REQUEST
Produce a verbatim transcription of the records below, beginning at the line containing "Give me a plain-text" and ending at the final line; include only those lines.

============================================================

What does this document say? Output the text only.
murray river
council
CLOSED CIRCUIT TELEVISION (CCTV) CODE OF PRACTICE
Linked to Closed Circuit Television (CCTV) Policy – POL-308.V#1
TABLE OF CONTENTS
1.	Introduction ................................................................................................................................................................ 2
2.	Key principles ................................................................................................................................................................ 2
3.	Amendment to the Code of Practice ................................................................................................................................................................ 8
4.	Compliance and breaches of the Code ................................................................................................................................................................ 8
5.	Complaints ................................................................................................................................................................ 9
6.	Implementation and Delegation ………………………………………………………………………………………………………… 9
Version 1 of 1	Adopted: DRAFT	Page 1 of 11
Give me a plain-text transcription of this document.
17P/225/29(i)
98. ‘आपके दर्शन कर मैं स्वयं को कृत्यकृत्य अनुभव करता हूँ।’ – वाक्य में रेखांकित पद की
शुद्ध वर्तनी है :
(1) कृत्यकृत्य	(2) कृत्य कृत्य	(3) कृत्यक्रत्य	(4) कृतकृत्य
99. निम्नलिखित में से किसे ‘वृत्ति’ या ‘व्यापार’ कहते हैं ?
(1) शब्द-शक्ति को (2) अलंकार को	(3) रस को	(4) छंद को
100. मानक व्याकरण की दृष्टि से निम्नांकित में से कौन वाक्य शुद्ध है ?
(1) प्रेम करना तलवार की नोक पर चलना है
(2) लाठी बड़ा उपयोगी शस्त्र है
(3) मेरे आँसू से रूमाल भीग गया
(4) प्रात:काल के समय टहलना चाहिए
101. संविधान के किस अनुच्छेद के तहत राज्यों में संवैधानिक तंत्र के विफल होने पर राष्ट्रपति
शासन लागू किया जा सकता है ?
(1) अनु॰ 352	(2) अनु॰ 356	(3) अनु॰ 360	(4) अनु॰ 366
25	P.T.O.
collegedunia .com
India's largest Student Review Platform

============================================================

EXERCISE OUTPUT
Give me a plain-text transcription of this document.
17P/225/29(i)
98. ‘आपके दर्शन कर मैं स्वयं को कृत्यकृत्य अनुभव करता हूँ।’ – वाक्य में रेखांकित पद की
शुद्ध वर्तनी है :
(1) कृत्यकृत्य	(2) कृत्य कृत्य	(3) कृत्यक्रत्य	(4) कृतकृत्य
99. निम्नलिखित में से किसे ‘वृत्ति’ या ‘व्यापार’ कहते हैं ?
(1) शब्द-शक्ति को (2) अलंकार को	(3) रस को	(4) छंद को
100. मानक व्याकरण की दृष्टि से निम्नांकित में से कौन वाक्य शुद्ध है ?
(1) प्रेम करना तलवार की नोक पर चलना है
(2) लाठी बड़ा उपयोगी शस्त्र है
(3) मेरे आँसू से रूमाल भीग गया
(4) प्रात:काल के समय टहलना चाहिए
101. संविधान के किस अनुच्छेद के तहत राज्यों में संवैधानिक तंत्र के विफल होने पर राष्ट्रपति
शासन लागू किया जा सकता है ?
(1) अनु॰ 352	(2) अनु॰ 356	(3) अनु॰ 360	(4) अनु॰ 366
25	P.T.O.
collegedunia .com
India's largest Student Review Platform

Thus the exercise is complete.